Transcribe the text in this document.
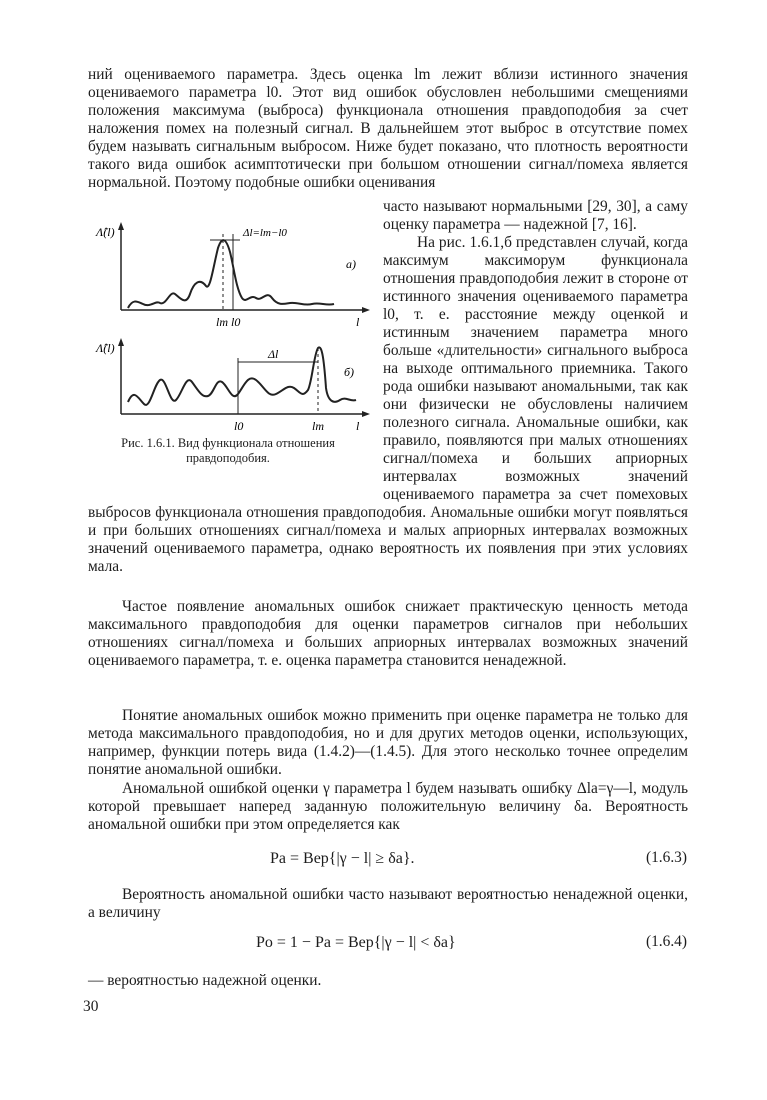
ний оцениваемого параметра. Здесь оценка lm лежит вблизи истинного значения оцениваемого параметра l0. Этот вид ошибок обусловлен небольшими смещениями положения максимума (выброса) функционала отношения правдоподобия за счет наложения помех на полезный сигнал. В дальнейшем этот выброс в отсутствие помех будем называть сигнальным выбросом. Ниже будет показано, что плотность вероятности такого вида ошибок асимптотически при большом отношении сигнал/помеха является нормальной. Поэтому подобные ошибки оценивания

Λ̂(l)	Δl=lm−l0
а)
lm l0	l
Λ̂(l)	Δl
б)
l0	lm	l
Рис. 1.6.1. Вид функционала отношения правдоподобия.

часто называют нормальными [29, 30], а саму оценку параметра — надежной [7, 16].

На рис. 1.6.1,б представлен случай, когда максимум максиморум функционала отношения правдоподобия лежит в стороне от истинного значения оцениваемого параметра l0, т. е. расстояние между оценкой и истинным значением параметра много больше «длительности» сигнального выброса на выходе оптимального приемника. Такого рода ошибки называют аномальными, так как они физически не обусловлены наличием полезного сигнала. Аномальные ошибки, как правило, появляются при малых отношениях сигнал/помеха и больших априорных интервалах возможных значений оцениваемого параметра за счет помеховых выбросов функционала отношения правдоподобия. Аномальные ошибки могут появляться и при больших отношениях сигнал/помеха и малых априорных интервалах возможных значений оцениваемого параметра, однако вероятность их появления при этих условиях мала.

Частое появление аномальных ошибок снижает практическую ценность метода максимального правдоподобия для оценки параметров сигналов при небольших отношениях сигнал/помеха и больших априорных интервалах возможных значений оцениваемого параметра, т. е. оценка параметра становится ненадежной.

Понятие аномальных ошибок можно применить при оценке параметра не только для метода максимального правдоподобия, но и для других методов оценки, использующих, например, функции потерь вида (1.4.2)—(1.4.5). Для этого несколько точнее определим понятие аномальной ошибки.

Аномальной ошибкой оценки γ параметра l будем называть ошибку Δlа=γ—l, модуль которой превышает наперед заданную положительную величину δа. Вероятность аномальной ошибки при этом определяется как

Pа = Вер{|γ − l| ≥ δа}.	(1.6.3)

Вероятность аномальной ошибки часто называют вероятностью ненадежной оценки, а величину

Pо = 1 − Pа = Вер{|γ − l| < δа}	(1.6.4)

— вероятностью надежной оценки.

30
##############################
◆ **WHAT NEEDS TO BE DONE**: Copy the entries exactly. Leave out the images.

◆ **COMPLETE RESPONSE**:
Transcribe the text in this document.
ний оцениваемого параметра. Здесь оценка lm лежит вблизи истинного значения оцениваемого параметра l0. Этот вид ошибок обусловлен небольшими смещениями положения максимума (выброса) функционала отношения правдоподобия за счет наложения помех на полезный сигнал. В дальнейшем этот выброс в отсутствие помех будем называть сигнальным выбросом. Ниже будет показано, что плотность вероятности такого вида ошибок асимптотически при большом отношении сигнал/помеха является нормальной. Поэтому подобные ошибки оценивания

Λ̂(l)	Δl=lm−l0
а)
lm l0	l
Λ̂(l)	Δl
б)
l0	lm	l
Рис. 1.6.1. Вид функционала отношения правдоподобия.

часто называют нормальными [29, 30], а саму оценку параметра — надежной [7, 16].

На рис. 1.6.1,б представлен случай, когда максимум максиморум функционала отношения правдоподобия лежит в стороне от истинного значения оцениваемого параметра l0, т. е. расстояние между оценкой и истинным значением параметра много больше «длительности» сигнального выброса на выходе оптимального приемника. Такого рода ошибки называют аномальными, так как они физически не обусловлены наличием полезного сигнала. Аномальные ошибки, как правило, появляются при малых отношениях сигнал/помеха и больших априорных интервалах возможных значений оцениваемого параметра за счет помеховых выбросов функционала отношения правдоподобия. Аномальные ошибки могут появляться и при больших отношениях сигнал/помеха и малых априорных интервалах возможных значений оцениваемого параметра, однако вероятность их появления при этих условиях мала.

Частое появление аномальных ошибок снижает практическую ценность метода максимального правдоподобия для оценки параметров сигналов при небольших отношениях сигнал/помеха и больших априорных интервалах возможных значений оцениваемого параметра, т. е. оценка параметра становится ненадежной.

Понятие аномальных ошибок можно применить при оценке параметра не только для метода максимального правдоподобия, но и для других методов оценки, использующих, например, функции потерь вида (1.4.2)—(1.4.5). Для этого несколько точнее определим понятие аномальной ошибки.

Аномальной ошибкой оценки γ параметра l будем называть ошибку Δlа=γ—l, модуль которой превышает наперед заданную положительную величину δа. Вероятность аномальной ошибки при этом определяется как

Pа = Вер{|γ − l| ≥ δа}.	(1.6.3)

Вероятность аномальной ошибки часто называют вероятностью ненадежной оценки, а величину

Pо = 1 − Pа = Вер{|γ − l| < δа}	(1.6.4)

— вероятностью надежной оценки.

30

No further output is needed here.